►

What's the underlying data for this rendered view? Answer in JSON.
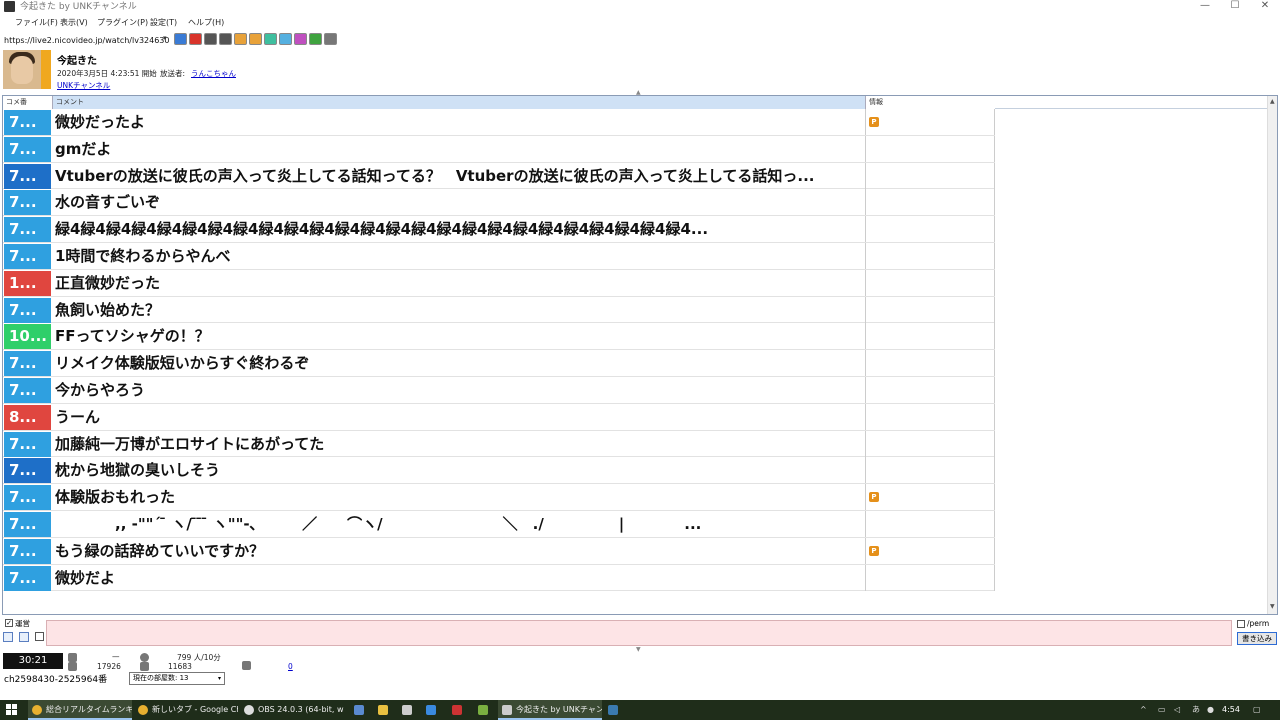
{
  "window": {
    "title": "今起きた by UNKチャンネル",
    "controls": [
      "—",
      "☐",
      "✕"
    ]
  },
  "menu": [
    "ファイル(F)",
    "表示(V)",
    "プラグイン(P)",
    "設定(T)",
    "ヘルプ(H)"
  ],
  "address": {
    "value": "https://live2.nicovideo.jp/watch/lv324630"
  },
  "toolbar_colors": [
    "#3a7bd5",
    "#d9342b",
    "#555555",
    "#555555",
    "#e8a23a",
    "#e8a23a",
    "#3fbf9f",
    "#55b0e0",
    "#c050c0",
    "#3fa33f",
    "#777777"
  ],
  "info": {
    "title": "今起きた",
    "date": "2020年3月5日 4:23:51 開始",
    "broadcaster_label": "放送者:",
    "broadcaster": "うんこちゃん",
    "channel": "UNKチャンネル"
  },
  "grid": {
    "headers": {
      "no": "コメ番",
      "comment": "コメント",
      "info": "情報"
    },
    "rows": [
      {
        "no": "7...",
        "color": "#2fa0e0",
        "comment": "微妙だったよ",
        "premium": true
      },
      {
        "no": "7...",
        "color": "#2fa0e0",
        "comment": "gmだよ",
        "premium": false
      },
      {
        "no": "7...",
        "color": "#1e6fc8",
        "comment": "Vtuberの放送に彼氏の声入って炎上してる話知ってる？　Vtuberの放送に彼氏の声入って炎上してる話知っ...",
        "premium": false
      },
      {
        "no": "7...",
        "color": "#2fa0e0",
        "comment": "水の音すごいぞ",
        "premium": false
      },
      {
        "no": "7...",
        "color": "#2fa0e0",
        "comment": "緑4緑4緑4緑4緑4緑4緑4緑4緑4緑4緑4緑4緑4緑4緑4緑4緑4緑4緑4緑4緑4緑4緑4緑4緑4...",
        "premium": false
      },
      {
        "no": "7...",
        "color": "#2fa0e0",
        "comment": "1時間で終わるからやんべ",
        "premium": false
      },
      {
        "no": "1...",
        "color": "#e0463f",
        "comment": "正直微妙だった",
        "premium": false
      },
      {
        "no": "7...",
        "color": "#2fa0e0",
        "comment": "魚飼い始めた？",
        "premium": false
      },
      {
        "no": "10...",
        "color": "#2fcf6a",
        "comment": "FFってソシャゲの！？",
        "premium": false
      },
      {
        "no": "7...",
        "color": "#2fa0e0",
        "comment": "リメイク体験版短いからすぐ終わるぞ",
        "premium": false
      },
      {
        "no": "7...",
        "color": "#2fa0e0",
        "comment": "今からやろう",
        "premium": false
      },
      {
        "no": "8...",
        "color": "#e0463f",
        "comment": "うーん",
        "premium": false
      },
      {
        "no": "7...",
        "color": "#2fa0e0",
        "comment": "加藤純一万博がエロサイトにあがってた",
        "premium": false
      },
      {
        "no": "7...",
        "color": "#1e6fc8",
        "comment": "枕から地獄の臭いしそう",
        "premium": false
      },
      {
        "no": "7...",
        "color": "#2fa0e0",
        "comment": "体験版おもれった",
        "premium": true
      },
      {
        "no": "7...",
        "color": "#2fa0e0",
        "comment": "　　　　,, -\"\"´ ̄ ヽ/ ̄ ̄ ̄ ヽ\"\"-､　　　／　　⌒ヽ/　　　　　　　　＼　./　　　　　|　　　　...",
        "premium": false
      },
      {
        "no": "7...",
        "color": "#2fa0e0",
        "comment": "もう緑の話辞めていいですか？",
        "premium": true
      },
      {
        "no": "7...",
        "color": "#2fa0e0",
        "comment": "微妙だよ",
        "premium": false
      }
    ],
    "premium_label": "P"
  },
  "input": {
    "unei_label": "運営",
    "perm_label": "/perm",
    "submit_label": "書き込み"
  },
  "status": {
    "timer": "30:21",
    "comment_dash": "—",
    "comment_count": "17926",
    "viewers_per10": "799 人/10分",
    "viewers": "11683",
    "zero": "0",
    "channel_range": "ch2598430-2525964番",
    "room": "現在の部屋数: 13"
  },
  "taskbar": {
    "tasks": [
      {
        "label": "総合リアルタイムランキン...",
        "active": true
      },
      {
        "label": "新しいタブ - Google Ch...",
        "active": false
      },
      {
        "label": "OBS 24.0.3 (64-bit, wi...",
        "active": false
      },
      {
        "label": "今起きた by UNKチャン...",
        "active": true
      }
    ],
    "time": "4:54",
    "ime": "あ"
  }
}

◄

What is expected =>
Pictures are not part of the copy; reproduce everything else in the records exactly.

Correct output =>
What's the underlying data for this rendered view? Answer in JSON.
{
  "window": {
    "title": "今起きた by UNKチャンネル",
    "controls": [
      "—",
      "☐",
      "✕"
    ]
  },
  "menu": [
    "ファイル(F)",
    "表示(V)",
    "プラグイン(P)",
    "設定(T)",
    "ヘルプ(H)"
  ],
  "address": {
    "value": "https://live2.nicovideo.jp/watch/lv324630"
  },
  "toolbar_colors": [
    "#3a7bd5",
    "#d9342b",
    "#555555",
    "#555555",
    "#e8a23a",
    "#e8a23a",
    "#3fbf9f",
    "#55b0e0",
    "#c050c0",
    "#3fa33f",
    "#777777"
  ],
  "info": {
    "title": "今起きた",
    "date": "2020年3月5日 4:23:51 開始",
    "broadcaster_label": "放送者:",
    "broadcaster": "うんこちゃん",
    "channel": "UNKチャンネル"
  },
  "grid": {
    "headers": {
      "no": "コメ番",
      "comment": "コメント",
      "info": "情報"
    },
    "rows": [
      {
        "no": "7...",
        "color": "#2fa0e0",
        "comment": "微妙だったよ",
        "premium": true
      },
      {
        "no": "7...",
        "color": "#2fa0e0",
        "comment": "gmだよ",
        "premium": false
      },
      {
        "no": "7...",
        "color": "#1e6fc8",
        "comment": "Vtuberの放送に彼氏の声入って炎上してる話知ってる？　Vtuberの放送に彼氏の声入って炎上してる話知っ...",
        "premium": false
      },
      {
        "no": "7...",
        "color": "#2fa0e0",
        "comment": "水の音すごいぞ",
        "premium": false
      },
      {
        "no": "7...",
        "color": "#2fa0e0",
        "comment": "緑4緑4緑4緑4緑4緑4緑4緑4緑4緑4緑4緑4緑4緑4緑4緑4緑4緑4緑4緑4緑4緑4緑4緑4緑4...",
        "premium": false
      },
      {
        "no": "7...",
        "color": "#2fa0e0",
        "comment": "1時間で終わるからやんべ",
        "premium": false
      },
      {
        "no": "1...",
        "color": "#e0463f",
        "comment": "正直微妙だった",
        "premium": false
      },
      {
        "no": "7...",
        "color": "#2fa0e0",
        "comment": "魚飼い始めた？",
        "premium": false
      },
      {
        "no": "10...",
        "color": "#2fcf6a",
        "comment": "FFってソシャゲの！？",
        "premium": false
      },
      {
        "no": "7...",
        "color": "#2fa0e0",
        "comment": "リメイク体験版短いからすぐ終わるぞ",
        "premium": false
      },
      {
        "no": "7...",
        "color": "#2fa0e0",
        "comment": "今からやろう",
        "premium": false
      },
      {
        "no": "8...",
        "color": "#e0463f",
        "comment": "うーん",
        "premium": false
      },
      {
        "no": "7...",
        "color": "#2fa0e0",
        "comment": "加藤純一万博がエロサイトにあがってた",
        "premium": false
      },
      {
        "no": "7...",
        "color": "#1e6fc8",
        "comment": "枕から地獄の臭いしそう",
        "premium": false
      },
      {
        "no": "7...",
        "color": "#2fa0e0",
        "comment": "体験版おもれった",
        "premium": true
      },
      {
        "no": "7...",
        "color": "#2fa0e0",
        "comment": "　　　　,, -\"\"´ ̄ ヽ/ ̄ ̄ ̄ ヽ\"\"-､　　　／　　⌒ヽ/　　　　　　　　＼　./　　　　　|　　　　...",
        "premium": false
      },
      {
        "no": "7...",
        "color": "#2fa0e0",
        "comment": "もう緑の話辞めていいですか？",
        "premium": true
      },
      {
        "no": "7...",
        "color": "#2fa0e0",
        "comment": "微妙だよ",
        "premium": false
      }
    ],
    "premium_label": "P"
  },
  "input": {
    "unei_label": "運営",
    "perm_label": "/perm",
    "submit_label": "書き込み"
  },
  "status": {
    "timer": "30:21",
    "comment_dash": "—",
    "comment_count": "17926",
    "viewers_per10": "799 人/10分",
    "viewers": "11683",
    "zero": "0",
    "channel_range": "ch2598430-2525964番",
    "room": "現在の部屋数: 13"
  },
  "taskbar": {
    "tasks": [
      {
        "label": "総合リアルタイムランキン...",
        "active": true
      },
      {
        "label": "新しいタブ - Google Ch...",
        "active": false
      },
      {
        "label": "OBS 24.0.3 (64-bit, wi...",
        "active": false
      },
      {
        "label": "今起きた by UNKチャン...",
        "active": true
      }
    ],
    "time": "4:54",
    "ime": "あ"
  }
}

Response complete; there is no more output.